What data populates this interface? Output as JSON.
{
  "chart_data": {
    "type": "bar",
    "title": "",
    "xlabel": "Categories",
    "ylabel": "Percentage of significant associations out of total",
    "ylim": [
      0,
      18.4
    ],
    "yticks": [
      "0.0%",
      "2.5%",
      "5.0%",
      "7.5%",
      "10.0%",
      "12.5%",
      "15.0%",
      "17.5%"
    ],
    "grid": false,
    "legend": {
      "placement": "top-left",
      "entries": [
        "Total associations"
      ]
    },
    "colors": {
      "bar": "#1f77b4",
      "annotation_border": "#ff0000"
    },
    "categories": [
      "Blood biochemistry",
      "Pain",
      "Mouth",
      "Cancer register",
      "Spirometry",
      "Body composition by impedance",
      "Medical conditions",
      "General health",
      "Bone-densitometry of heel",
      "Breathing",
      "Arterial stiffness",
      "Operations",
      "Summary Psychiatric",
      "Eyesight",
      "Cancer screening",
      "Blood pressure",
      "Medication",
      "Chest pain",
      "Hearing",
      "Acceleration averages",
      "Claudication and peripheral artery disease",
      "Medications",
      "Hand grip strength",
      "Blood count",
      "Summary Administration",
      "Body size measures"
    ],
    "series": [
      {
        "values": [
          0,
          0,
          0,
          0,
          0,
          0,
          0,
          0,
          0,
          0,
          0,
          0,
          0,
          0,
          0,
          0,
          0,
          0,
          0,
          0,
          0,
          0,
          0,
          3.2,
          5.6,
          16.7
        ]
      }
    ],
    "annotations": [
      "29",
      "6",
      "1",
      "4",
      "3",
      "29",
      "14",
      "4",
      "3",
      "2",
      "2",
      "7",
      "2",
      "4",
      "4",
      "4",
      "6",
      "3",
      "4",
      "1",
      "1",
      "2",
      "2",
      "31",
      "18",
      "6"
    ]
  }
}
==========
Problem to solve ▸
Write the complete data out, exactly as above.

Result ▸
What data populates this interface? Output as JSON.
{
  "chart_data": {
    "type": "bar",
    "title": "",
    "xlabel": "Categories",
    "ylabel": "Percentage of significant associations out of total",
    "ylim": [
      0,
      18.4
    ],
    "yticks": [
      "0.0%",
      "2.5%",
      "5.0%",
      "7.5%",
      "10.0%",
      "12.5%",
      "15.0%",
      "17.5%"
    ],
    "grid": false,
    "legend": {
      "placement": "top-left",
      "entries": [
        "Total associations"
      ]
    },
    "colors": {
      "bar": "#1f77b4",
      "annotation_border": "#ff0000"
    },
    "categories": [
      "Blood biochemistry",
      "Pain",
      "Mouth",
      "Cancer register",
      "Spirometry",
      "Body composition by impedance",
      "Medical conditions",
      "General health",
      "Bone-densitometry of heel",
      "Breathing",
      "Arterial stiffness",
      "Operations",
      "Summary Psychiatric",
      "Eyesight",
      "Cancer screening",
      "Blood pressure",
      "Medication",
      "Chest pain",
      "Hearing",
      "Acceleration averages",
      "Claudication and peripheral artery disease",
      "Medications",
      "Hand grip strength",
      "Blood count",
      "Summary Administration",
      "Body size measures"
    ],
    "series": [
      {
        "values": [
          0,
          0,
          0,
          0,
          0,
          0,
          0,
          0,
          0,
          0,
          0,
          0,
          0,
          0,
          0,
          0,
          0,
          0,
          0,
          0,
          0,
          0,
          0,
          3.2,
          5.6,
          16.7
        ]
      }
    ],
    "annotations": [
      "29",
      "6",
      "1",
      "4",
      "3",
      "29",
      "14",
      "4",
      "3",
      "2",
      "2",
      "7",
      "2",
      "4",
      "4",
      "4",
      "6",
      "3",
      "4",
      "1",
      "1",
      "2",
      "2",
      "31",
      "18",
      "6"
    ]
  }
}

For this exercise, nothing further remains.